_PROVIDED DATA_
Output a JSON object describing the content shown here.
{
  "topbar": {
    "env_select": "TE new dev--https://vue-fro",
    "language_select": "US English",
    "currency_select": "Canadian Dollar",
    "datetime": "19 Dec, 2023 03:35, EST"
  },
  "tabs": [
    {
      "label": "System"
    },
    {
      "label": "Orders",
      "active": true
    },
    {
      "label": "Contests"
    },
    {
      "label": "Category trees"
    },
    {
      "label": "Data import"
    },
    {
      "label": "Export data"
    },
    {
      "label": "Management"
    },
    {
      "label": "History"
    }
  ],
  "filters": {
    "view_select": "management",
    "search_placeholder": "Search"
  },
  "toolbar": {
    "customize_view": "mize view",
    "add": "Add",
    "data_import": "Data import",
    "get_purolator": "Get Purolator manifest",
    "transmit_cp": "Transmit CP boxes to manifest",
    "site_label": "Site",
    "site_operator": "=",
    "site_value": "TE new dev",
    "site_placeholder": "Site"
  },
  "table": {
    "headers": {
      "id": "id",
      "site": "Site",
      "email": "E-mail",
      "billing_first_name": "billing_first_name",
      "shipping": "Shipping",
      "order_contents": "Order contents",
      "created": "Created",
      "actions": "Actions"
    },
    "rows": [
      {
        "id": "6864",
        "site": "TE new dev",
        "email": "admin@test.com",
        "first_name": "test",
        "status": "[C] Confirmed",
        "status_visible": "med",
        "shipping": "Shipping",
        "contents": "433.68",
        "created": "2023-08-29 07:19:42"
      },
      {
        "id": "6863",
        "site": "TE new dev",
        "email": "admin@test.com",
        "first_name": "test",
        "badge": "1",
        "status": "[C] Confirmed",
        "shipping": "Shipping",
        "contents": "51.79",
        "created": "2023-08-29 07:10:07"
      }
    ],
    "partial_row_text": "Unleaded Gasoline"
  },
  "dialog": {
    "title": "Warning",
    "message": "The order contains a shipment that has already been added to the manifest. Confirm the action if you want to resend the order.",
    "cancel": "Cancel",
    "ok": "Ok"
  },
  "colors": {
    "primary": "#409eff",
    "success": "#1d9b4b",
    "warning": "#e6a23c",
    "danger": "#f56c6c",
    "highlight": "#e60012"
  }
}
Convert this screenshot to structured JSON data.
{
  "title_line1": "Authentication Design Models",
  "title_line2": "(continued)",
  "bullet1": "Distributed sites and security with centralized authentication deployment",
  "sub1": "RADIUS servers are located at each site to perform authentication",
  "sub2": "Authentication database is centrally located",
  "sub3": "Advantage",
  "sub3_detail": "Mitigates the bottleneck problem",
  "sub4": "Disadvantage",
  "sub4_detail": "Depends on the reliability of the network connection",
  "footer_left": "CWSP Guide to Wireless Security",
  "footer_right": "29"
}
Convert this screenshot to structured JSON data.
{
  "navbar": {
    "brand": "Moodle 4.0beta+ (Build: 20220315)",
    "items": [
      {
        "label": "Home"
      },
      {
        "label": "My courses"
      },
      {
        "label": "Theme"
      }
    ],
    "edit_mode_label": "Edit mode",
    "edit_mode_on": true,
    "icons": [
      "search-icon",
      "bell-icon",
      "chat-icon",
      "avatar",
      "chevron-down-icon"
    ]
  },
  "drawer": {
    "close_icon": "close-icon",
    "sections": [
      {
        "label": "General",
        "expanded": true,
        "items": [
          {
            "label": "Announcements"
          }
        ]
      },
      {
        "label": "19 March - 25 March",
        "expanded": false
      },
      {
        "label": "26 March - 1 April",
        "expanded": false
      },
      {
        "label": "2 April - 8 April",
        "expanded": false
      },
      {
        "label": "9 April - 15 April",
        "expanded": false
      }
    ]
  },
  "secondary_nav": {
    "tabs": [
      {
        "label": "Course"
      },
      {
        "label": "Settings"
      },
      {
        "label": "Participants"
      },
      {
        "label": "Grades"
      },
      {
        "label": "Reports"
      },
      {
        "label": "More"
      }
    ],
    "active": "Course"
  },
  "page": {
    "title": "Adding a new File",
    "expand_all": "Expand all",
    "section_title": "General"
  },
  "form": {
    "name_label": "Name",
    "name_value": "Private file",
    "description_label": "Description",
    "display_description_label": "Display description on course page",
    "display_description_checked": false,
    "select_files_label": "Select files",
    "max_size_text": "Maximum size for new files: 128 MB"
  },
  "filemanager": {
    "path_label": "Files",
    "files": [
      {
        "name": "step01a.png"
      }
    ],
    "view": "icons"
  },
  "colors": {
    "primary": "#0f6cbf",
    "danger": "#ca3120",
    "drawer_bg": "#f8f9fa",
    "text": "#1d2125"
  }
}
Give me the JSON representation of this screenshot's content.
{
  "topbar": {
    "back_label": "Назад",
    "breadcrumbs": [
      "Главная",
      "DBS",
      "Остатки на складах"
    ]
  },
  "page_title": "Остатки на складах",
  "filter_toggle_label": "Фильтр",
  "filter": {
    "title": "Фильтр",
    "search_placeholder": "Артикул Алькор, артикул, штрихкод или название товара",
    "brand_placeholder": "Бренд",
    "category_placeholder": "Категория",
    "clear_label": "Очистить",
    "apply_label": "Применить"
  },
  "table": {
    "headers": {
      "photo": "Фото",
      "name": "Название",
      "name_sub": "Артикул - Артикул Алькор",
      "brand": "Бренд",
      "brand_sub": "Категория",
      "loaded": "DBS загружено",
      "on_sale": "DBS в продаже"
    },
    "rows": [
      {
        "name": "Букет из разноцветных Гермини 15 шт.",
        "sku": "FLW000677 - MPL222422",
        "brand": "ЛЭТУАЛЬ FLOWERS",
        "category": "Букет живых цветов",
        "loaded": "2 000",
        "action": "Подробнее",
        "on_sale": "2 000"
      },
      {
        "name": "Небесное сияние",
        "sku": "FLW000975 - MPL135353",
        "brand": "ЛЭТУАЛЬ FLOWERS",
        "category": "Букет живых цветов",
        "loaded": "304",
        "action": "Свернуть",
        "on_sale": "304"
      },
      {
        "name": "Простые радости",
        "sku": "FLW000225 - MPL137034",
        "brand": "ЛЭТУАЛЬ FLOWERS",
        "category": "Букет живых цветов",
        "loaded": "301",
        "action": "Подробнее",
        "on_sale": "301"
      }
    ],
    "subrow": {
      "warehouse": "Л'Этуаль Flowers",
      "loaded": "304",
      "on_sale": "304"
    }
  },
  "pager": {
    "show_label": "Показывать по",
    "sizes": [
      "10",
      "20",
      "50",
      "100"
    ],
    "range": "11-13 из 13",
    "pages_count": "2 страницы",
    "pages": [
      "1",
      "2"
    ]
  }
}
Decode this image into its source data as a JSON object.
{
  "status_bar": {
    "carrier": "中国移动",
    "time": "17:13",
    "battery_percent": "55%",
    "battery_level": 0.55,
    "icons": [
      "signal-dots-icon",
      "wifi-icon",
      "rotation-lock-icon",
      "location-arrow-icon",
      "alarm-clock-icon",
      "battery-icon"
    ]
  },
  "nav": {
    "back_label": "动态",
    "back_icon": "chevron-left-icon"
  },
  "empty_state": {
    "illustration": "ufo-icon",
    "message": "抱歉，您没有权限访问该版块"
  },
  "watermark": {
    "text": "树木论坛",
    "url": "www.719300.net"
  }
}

_PROBLEM STATEMENT_
Copy out all lines above that include the string "April".

_ANSWER BELOW_
        "label": "26 March - 1 April",
        "label": "2 April - 8 April",
        "label": "9 April - 15 April",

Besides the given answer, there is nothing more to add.